Resume the satirical guide to becoming a young homeowner, carrying it on from its last sentence.

Extract provided:
□ □ □
Summer reissue: The Spinoff guide to becoming a young homeowner

Photo: Getty Images
Photo: Getty Images

Having analysed the spate of uplifting stories about millennial strugglers buying homes, Don Rowe reveals how you, too, can lift your foot above your head and on to the lowest rung of the property ladder. It’s not impossible, it just takes a few little tricks – like not paying rent. 

First published on 16 March 2017.

Sometimes it can feel like owning a house is impossible. No matter what you do, the place you call home will forever belong to someone else, subject to the whims of a faceless landlord or anonymous housing conglomerate. As if at any moment the roof under which you feed your family, wash your children and wax your legs could be ripped away, your cold and shivering body turfed onto the streets.

Fear not, young wastrel! While recent media articles mostly read like a giant Fuck You to those of us for whom owning a house is about as likely as owning a superyacht, they do contain some invaluable advice for getting a roof over your head.

I have examined the case studies provided by Stuff and the NZ Herald, absorbed the lessons of these young landlords, and distilled it all into an indispensable user manual. We present: The Spinoff Guide to Becoming a Young Homeowner in 2017.


First you’re going to need a job. Make sure you’re employed in a full-time position on above minimum wage. This will be easier with a degree so get one of those. If you’re looking to buy in Auckland, consider acquiring a spouse who is similarly employed.

Then you’re going to need a budget. Figure out your wants and need. Set your priorities. Be strict now. A well-rounded diet? Obviously don’t want a house that bad. As one young property owner told the Herald:

First you work out what it costs for all your needs – a place to live, power and water. Notice that I didn’t put food? This is the most variable need we have as people and it always comes into my budget second to savings. Once you have calculated your basic needs, you decide how much you ideally want or need to save. Then whatever is left over after that is left for food. Cereal bread and milk don’t cost the world, and neither does a can of tuna or a bag of rice.
□ □ □
Provided data:
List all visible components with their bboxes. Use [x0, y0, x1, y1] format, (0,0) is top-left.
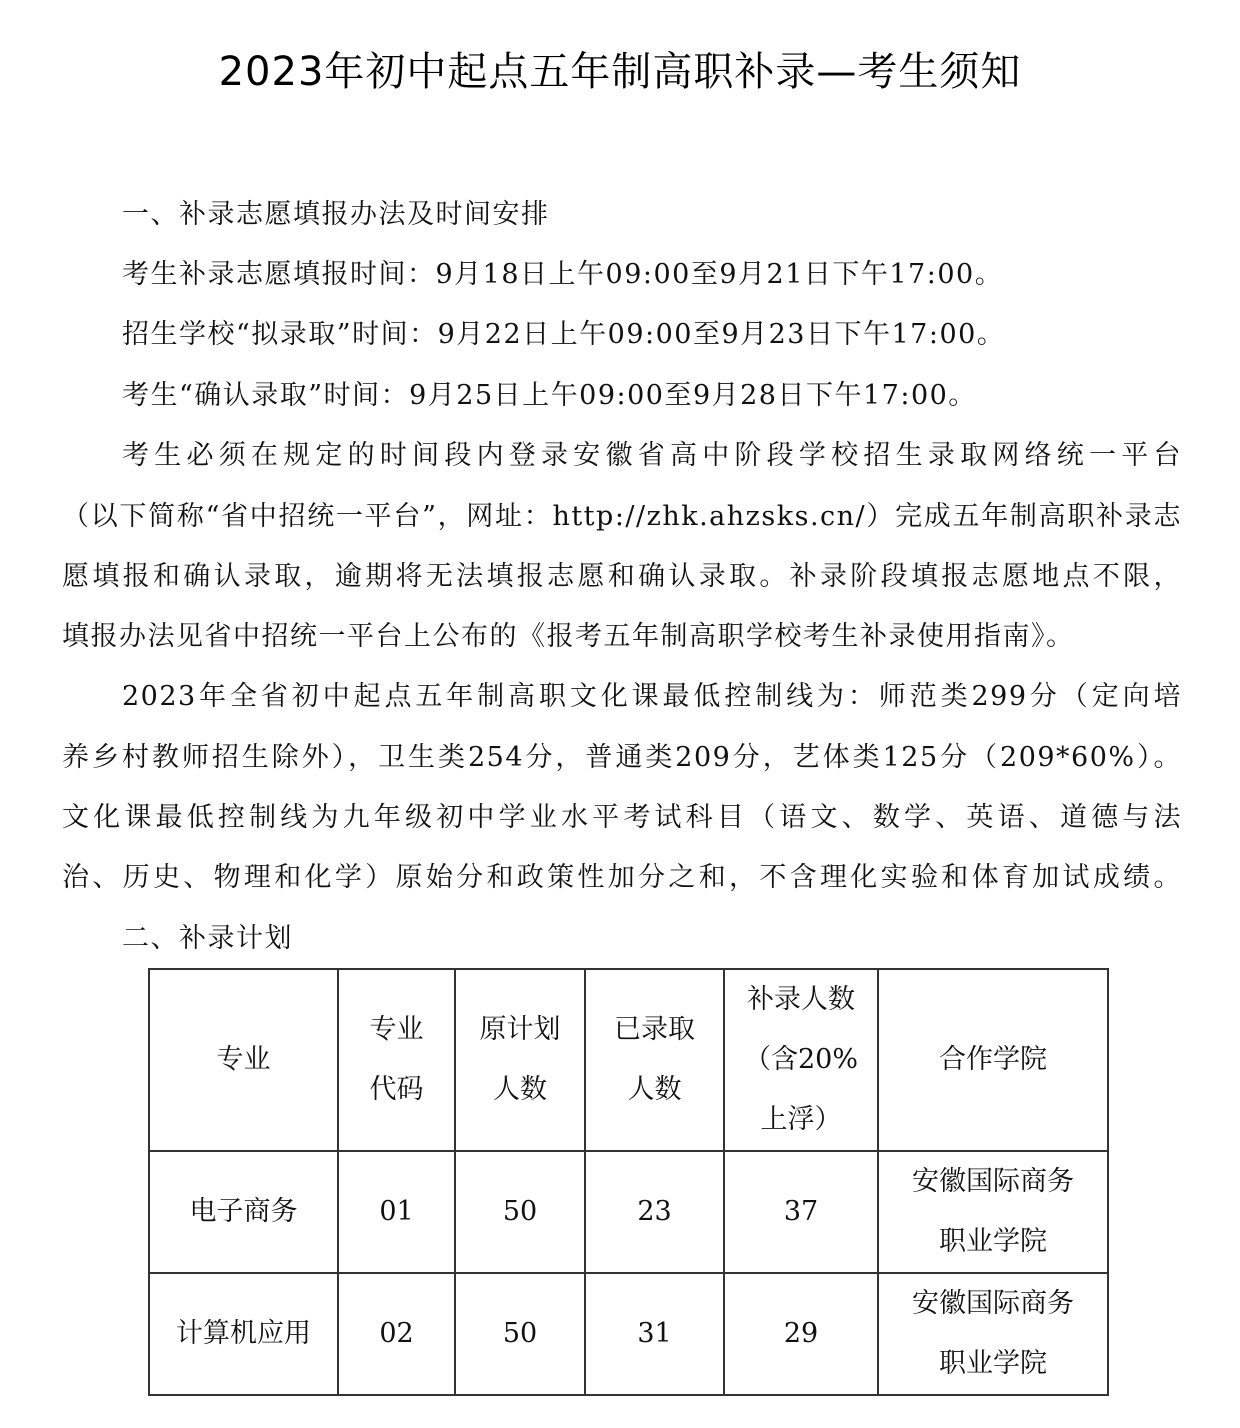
cell-major: 电子商务 [149, 1151, 338, 1273]
para1-line4: 填报办法见省中招统一平台上公布的《报考五年制高职学校考生补录使用指南》。 [62, 620, 1075, 654]
header-code: 专业代码 [338, 969, 455, 1151]
para1-line3: 愿填报和确认录取，逾期将无法填报志愿和确认录取。补录阶段填报志愿地点不限， [62, 560, 1182, 594]
schedule-line-preadmit: 招生学校“拟录取”时间：9月22日上午09:00至9月23日下午17:00。 [122, 318, 1005, 352]
header-college: 合作学院 [878, 969, 1108, 1151]
header-admitted: 已录取人数 [585, 969, 724, 1151]
table-row: 计算机应用 02 50 31 29 安徽国际商务职业学院 [149, 1273, 1108, 1395]
cell-code: 02 [338, 1273, 455, 1395]
para2-line4: 治、历史、物理和化学）原始分和政策性加分之和，不含理化实验和体育加试成绩。 [62, 861, 1182, 895]
document-title: 2023年初中起点五年制高职补录—考生须知 [0, 40, 1240, 97]
para1-line2: （以下简称“省中招统一平台”，网址：http://zhk.ahzsks.cn/）… [62, 500, 1182, 534]
section1-heading: 一、补录志愿填报办法及时间安排 [122, 198, 550, 232]
table-header-row: 专业 专业代码 原计划人数 已录取人数 补录人数（含20%上浮） 合作学院 [149, 969, 1108, 1151]
schedule-line-fill: 考生补录志愿填报时间：9月18日上午09:00至9月21日下午17:00。 [122, 258, 1003, 292]
para2-line3: 文化课最低控制线为九年级初中学业水平考试科目（语文、数学、英语、道德与法 [62, 801, 1182, 835]
supplement-plan-table: 专业 专业代码 原计划人数 已录取人数 补录人数（含20%上浮） 合作学院 电子… [148, 968, 1109, 1396]
schedule-line-confirm: 考生“确认录取”时间：9月25日上午09:00至9月28日下午17:00。 [122, 379, 977, 413]
para2-line1: 2023年全省初中起点五年制高职文化课最低控制线为：师范类299分（定向培 [122, 680, 1182, 714]
cell-code: 01 [338, 1151, 455, 1273]
cell-planned: 50 [455, 1151, 585, 1273]
cell-college: 安徽国际商务职业学院 [878, 1151, 1108, 1273]
cell-planned: 50 [455, 1273, 585, 1395]
cell-supplement: 29 [724, 1273, 878, 1395]
section2-heading: 二、补录计划 [122, 922, 293, 956]
para1-line1: 考生必须在规定的时间段内登录安徽省高中阶段学校招生录取网络统一平台 [122, 439, 1182, 473]
header-supplement: 补录人数（含20%上浮） [724, 969, 878, 1151]
cell-major: 计算机应用 [149, 1273, 338, 1395]
cell-admitted: 31 [585, 1273, 724, 1395]
para2-line2: 养乡村教师招生除外），卫生类254分，普通类209分，艺体类125分（209*6… [62, 741, 1182, 775]
cell-college: 安徽国际商务职业学院 [878, 1273, 1108, 1395]
header-major: 专业 [149, 969, 338, 1151]
cell-supplement: 37 [724, 1151, 878, 1273]
table-row: 电子商务 01 50 23 37 安徽国际商务职业学院 [149, 1151, 1108, 1273]
header-planned: 原计划人数 [455, 969, 585, 1151]
cell-admitted: 23 [585, 1151, 724, 1273]
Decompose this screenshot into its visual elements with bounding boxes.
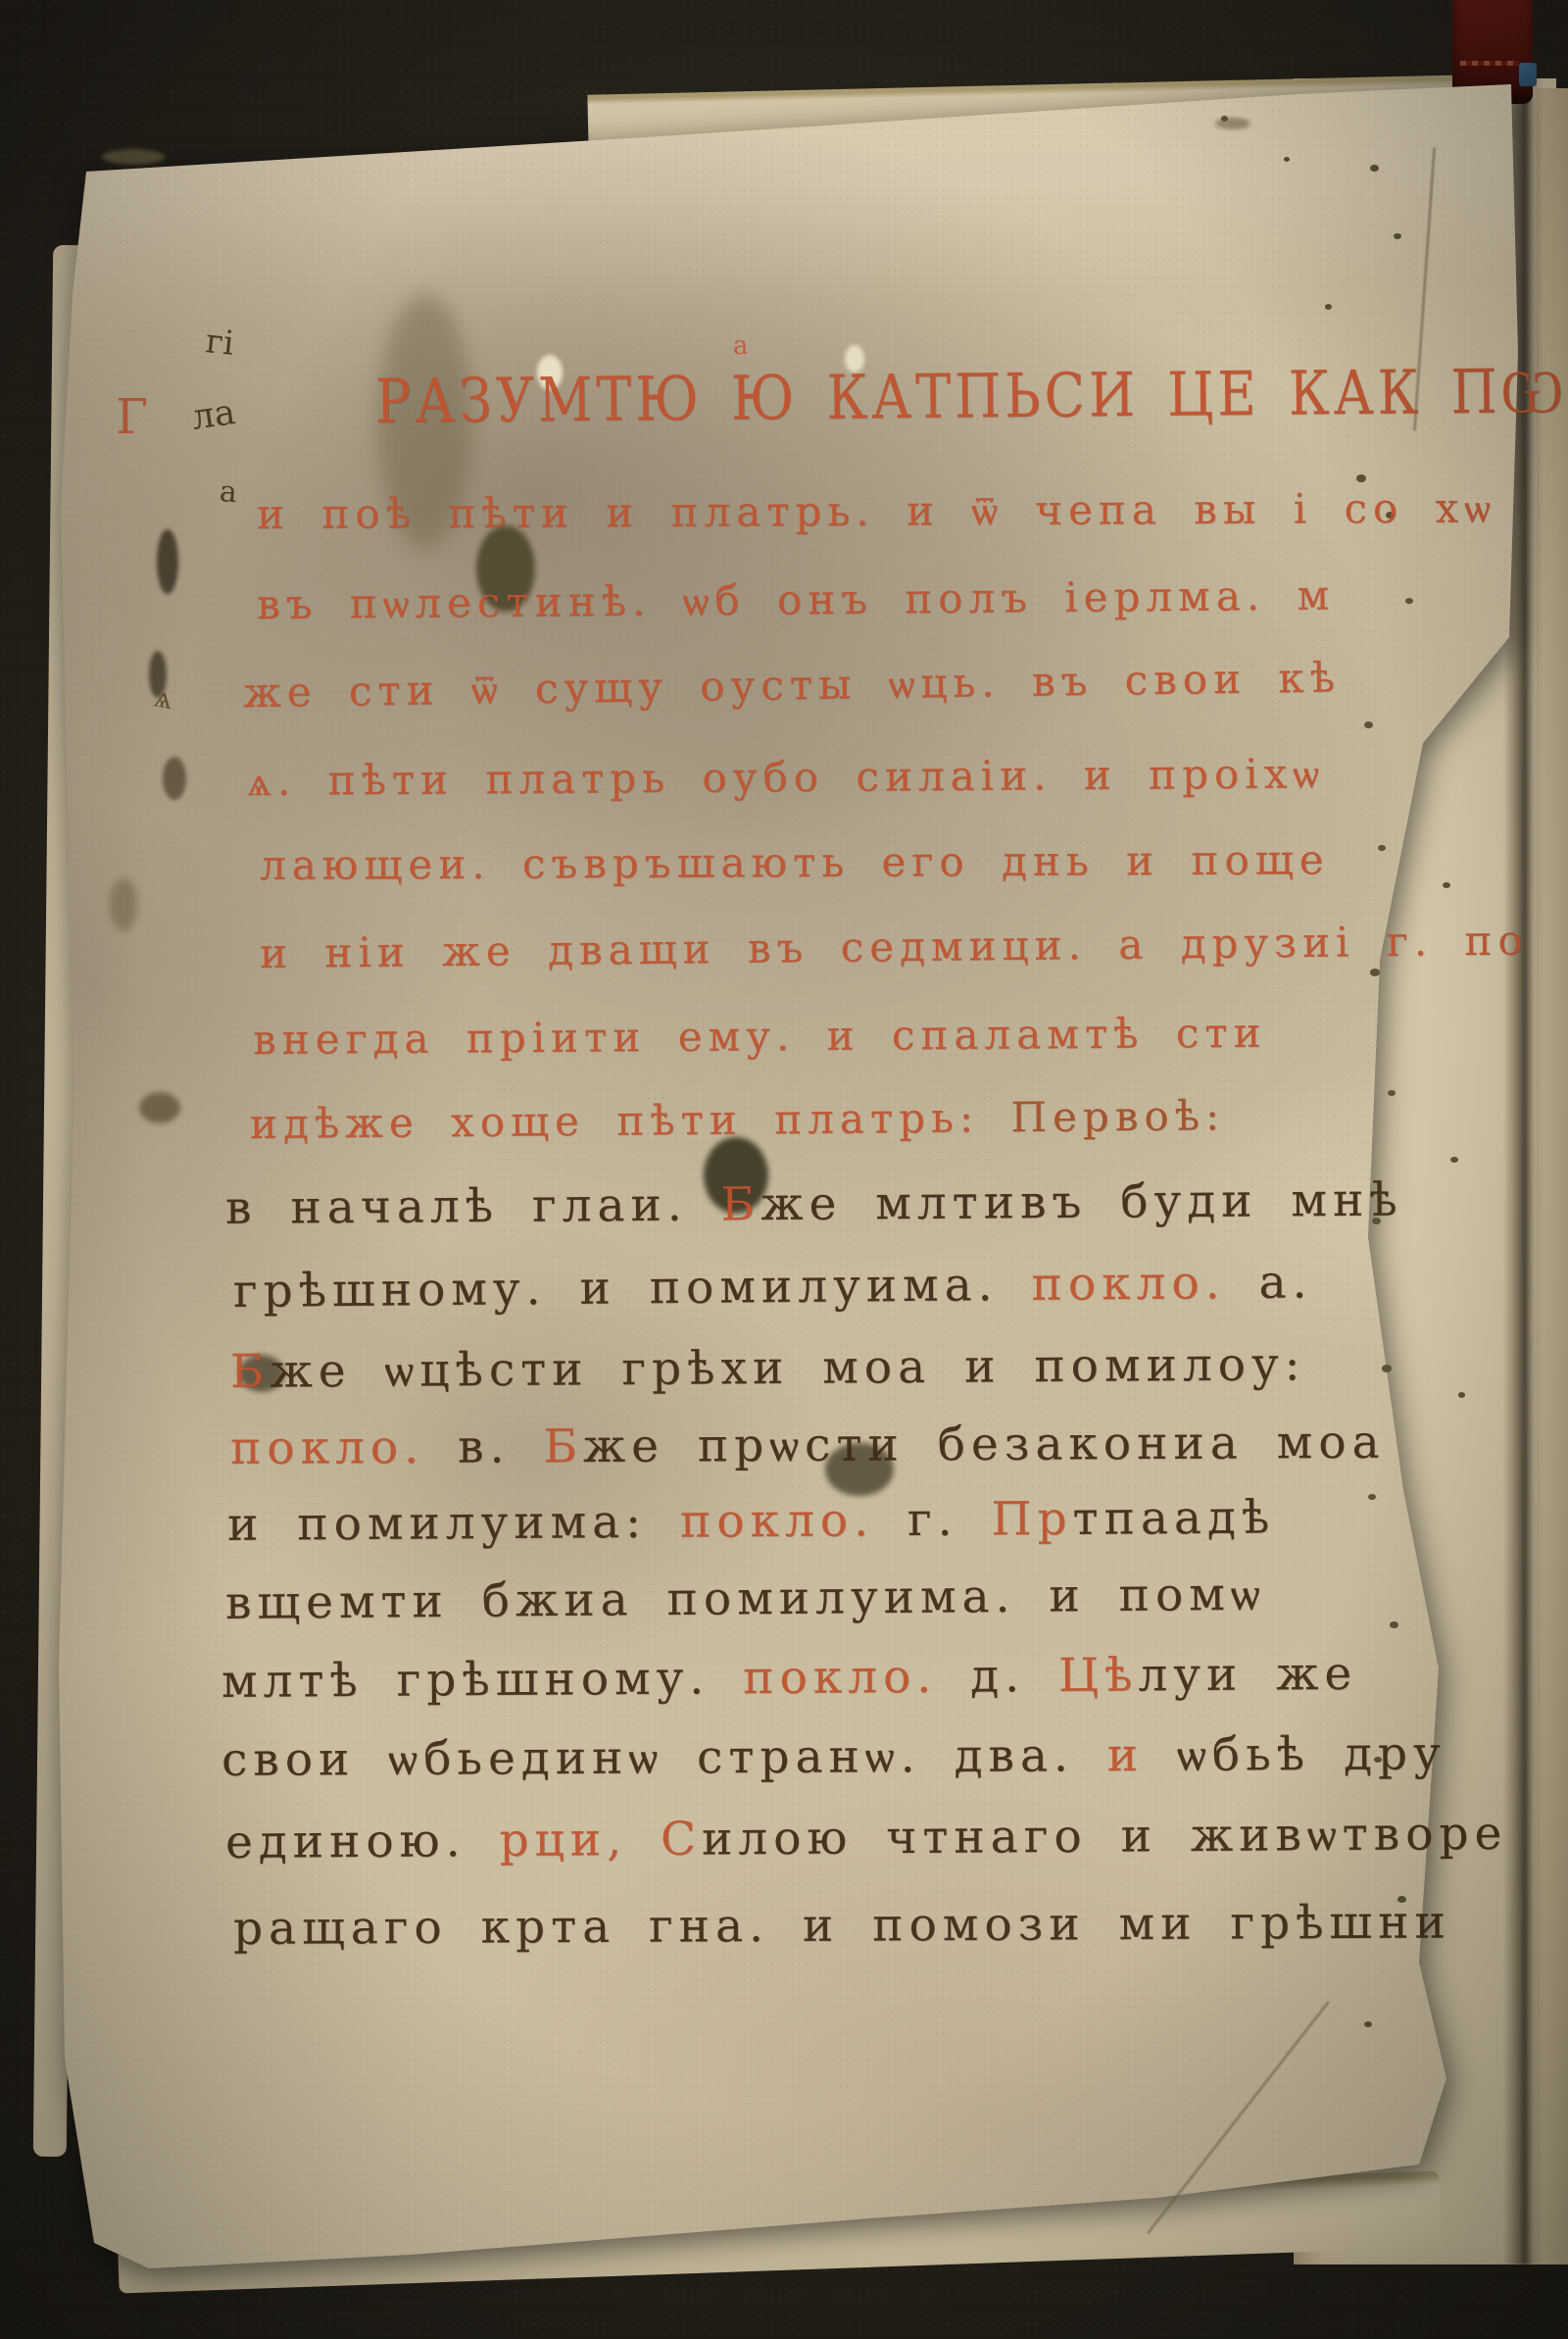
rubric-text: РАЗУМТЮ Ю КАТПЬСИ ЦЕ КАК ПѠДѢАЕТЬ	[375, 353, 1568, 436]
wormhole	[1356, 474, 1366, 482]
wormhole	[1221, 116, 1228, 122]
ink-text: же ѡцѣсти грѣхи моа и помилоу:	[270, 1337, 1305, 1398]
ink-text: тпаадѣ	[1072, 1491, 1275, 1546]
stain-spot	[110, 878, 137, 931]
manuscript-text-line: въ пѡлестинѣ. ѡб онъ полъ іерлма. м	[257, 571, 1336, 629]
manuscript-text-line: и поѣ пѣти и платрь. и ѿ чепа вы і со хѡ	[257, 483, 1496, 539]
ink-text: Первоѣ:	[1010, 1091, 1225, 1141]
ink-text: луи же	[1138, 1647, 1357, 1703]
stain-spot	[139, 1092, 180, 1123]
manuscript-text-line: в началѣ глаи. Бже млтивъ буди мнѣ	[225, 1173, 1403, 1235]
manuscript-text-line: внегда пріити ему. и спаламтѣ сти	[253, 1009, 1267, 1064]
rubric-text: Цѣ	[1058, 1648, 1139, 1703]
ink-text: ращаго крта гна. и помози ми грѣшни	[233, 1895, 1451, 1956]
rubric-title-line: РАЗУМТЮ Ю КАТПЬСИ ЦЕ КАК ПѠДѢАЕТЬ	[375, 353, 1568, 436]
rubric-text: рци, С	[499, 1813, 702, 1867]
ink-text: в.	[458, 1419, 544, 1473]
rubric-text: внегда пріити ему. и спаламтѣ сти	[253, 1009, 1267, 1064]
rubric-text: покло.	[1031, 1256, 1259, 1312]
manuscript-text-line: покло. в. Бже прѡсти безакониа моа	[230, 1416, 1386, 1475]
rubric-text: Б	[230, 1345, 270, 1399]
rubric-text: и	[1107, 1728, 1145, 1782]
margin-note: гі	[204, 322, 236, 364]
photo-backdrop: РАЗУМТЮ Ю КАТПЬСИ ЦЕ КАК ПѠДѢАЕТЬи поѣ п…	[0, 0, 1568, 2339]
stain-spot	[157, 529, 178, 594]
wormhole	[1325, 304, 1332, 310]
ink-text: илою чтнаго и живѡтворе	[702, 1807, 1508, 1866]
wormhole	[1370, 969, 1380, 976]
manuscript-text-line: ращаго крта гна. и помози ми грѣшни	[233, 1895, 1451, 1956]
margin-note: а	[733, 331, 749, 361]
manuscript-text-line: вщемти бжиа помилуима. и помѡ	[225, 1568, 1266, 1630]
ink-text: г.	[907, 1493, 992, 1548]
manuscript-text-line: и помилуима: покло. г. Пртпаадѣ	[227, 1491, 1276, 1552]
margin-note: Г	[116, 388, 148, 445]
margin-note: ла	[189, 392, 238, 438]
rubric-text: Б	[720, 1177, 760, 1231]
ink-text: млтѣ грѣшному.	[221, 1651, 744, 1709]
rubric-text: покло.	[230, 1420, 458, 1475]
rubric-text: Б	[543, 1419, 583, 1473]
manuscript-text-line: единою. рци, Силою чтнаго и живѡтворе	[225, 1807, 1508, 1869]
wormhole	[1458, 1392, 1465, 1398]
stain-spot	[102, 149, 165, 165]
manuscript-leaf	[0, 0, 1568, 2339]
ink-text: же прѡсти безакониа моа	[583, 1416, 1386, 1473]
rubric-text: лающеи. съвръшають его днь и поще	[260, 835, 1330, 889]
ink-text: же млтивъ буди мнѣ	[760, 1173, 1403, 1232]
rubric-text: покло.	[680, 1493, 907, 1549]
manuscript-text-line: идѣже хоще пѣти платрь: Первоѣ:	[250, 1091, 1226, 1148]
ink-text: д.	[970, 1649, 1058, 1704]
manuscript-text-line: млтѣ грѣшному. покло. д. Цѣлуи же	[221, 1647, 1358, 1709]
ink-text: свои ѡбьединѡ странѡ. два.	[221, 1728, 1107, 1787]
rubric-text: Пр	[991, 1492, 1072, 1547]
wormhole	[1284, 157, 1290, 162]
ink-text: вщемти бжиа помилуима. и помѡ	[225, 1568, 1266, 1630]
manuscript-text-line: ѧ. пѣти платрь оубо силаіи. и проіхѡ	[247, 749, 1325, 806]
stain-spot	[163, 757, 186, 800]
ink-text: ѡбьѣ дру	[1144, 1726, 1446, 1782]
ink-text: и помилуима:	[227, 1495, 680, 1552]
wormhole	[1382, 1365, 1392, 1372]
manuscript-text-line: Бже ѡцѣсти грѣхи моа и помилоу:	[230, 1337, 1306, 1399]
rubric-text: въ пѡлестинѣ. ѡб онъ полъ іерлма. м	[257, 571, 1336, 628]
manuscript-leaf-wrap	[0, 0, 1568, 2339]
rubric-text: покло.	[743, 1650, 970, 1706]
ink-text: грѣшному. и помилуима.	[233, 1258, 1032, 1319]
rubric-text: идѣже хоще пѣти платрь:	[250, 1093, 1011, 1148]
ink-text: в началѣ глаи.	[225, 1177, 721, 1235]
manuscript-text-line: грѣшному. и помилуима. покло. а.	[233, 1255, 1313, 1319]
manuscript-text-line: свои ѡбьединѡ странѡ. два. и ѡбьѣ дру	[221, 1726, 1446, 1787]
ink-text: а.	[1258, 1255, 1312, 1309]
manuscript-text-line: лающеи. съвръшають его днь и поще	[260, 835, 1330, 889]
margin-note: а	[219, 474, 238, 510]
rubric-text: и поѣ пѣти и платрь. и ѿ чепа вы і со хѡ	[257, 483, 1496, 538]
ink-text: единою.	[225, 1814, 500, 1869]
rubric-text: ѧ. пѣти платрь оубо силаіи. и проіхѡ	[247, 749, 1325, 805]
□ □ □
Exercise response:
All that stands between you and a house.

Hear that? No fucking avocados, all right? Stone fruit is out altogether. Actually so is fruit in general, as well as meat and vegetables. You want a house or not? Scurvy ain’t a thing.

Now that you’ve cut nutrition from your life, it’s time to assess your other expenses. Run through the basics. Flat whites, Sky TV, BMWs and trips to Bali are all out of the question entirely. Forget going out to bars: you drink wine from a box now. Cut out Netflix for the next decade and you will save yourself almost $1,500.

You don’t own a home yet, so a significant chunk of your pay each week most likely goes directly to your landlord – that benevolent and savvy figure who managed to get a house through no luck or good timing or anything like that, just pure hard graft. But why are you paying off someone else’s mortgage instead of your own, dummy? That’s serf thinking. The key is just to stop paying that shit!

Kristi, for example, moved to Manawatu to live rent-free with her parents. A year later, once those same parents guaranteed her home-loan, she could buy a house through a private sale in booming Feilding. “Manawatu may be the middle of middle earth, but I think it is probably underestimated,” she told Stuff. “It’s a great lifestyle – it’s all here.”

All except jobs.

You can do it in Auckland too, though! After dating for six months, yo-ho couple Jake and Ella moved in with Ella’s folks to save for a deposit. Two years later, they bought a house in Westmere, miraculously coming in under the listing price of $1.4 million. Success! And they only have to move back home half the year for the foreseeable future to make it affordable. Fortunately, like most folks, Ella’s parents spend six months of the year with their other daughter in America, so the family manage to make it work.

Jake told Stuff it’s all about clear goals, and knowing your price.

“I wouldn’t have been comfortable paying anything more [than approximately a million dollars]. There needed to be enough money in the kitty that we could still do those things that give you a bit of sanity.”

Definitely important to keep a little in the pocket for when you wanna get out of your million dollar manor, right? They’re so claustrophobic after all.

“After 3000 years without Netflix, we saved a deposit!”

Further north, fellow Aucklanders Yolanda and Kyle bought their first house at 21. They never moved in, though, just gave it a lick of paint, rented it out and moved in with Yolanda’s parents – why not, when the board is only $100 each? You could use that money to buy another house after all. And they did.

For some people, moving home just isn’t an option. No stress! You still don’t need to pay rent, just do what this Hamilton woman did: leave the country and live in other people’s houses for six years. House sitting in London meant Francie lived rent free, and was able to put away enough for a deposit, guaranteed by her parents, on a $435,000 house – plus a few little extras:

“That still left me enough to travel, pay bills and enjoy my OE.”

Ordinary young Kiwis, getting on the ladder with nothing but hard work, smart saving, a spartan lifestyle bereft of nutrients and some exceptional circumstances wholly reliant on the support of other people.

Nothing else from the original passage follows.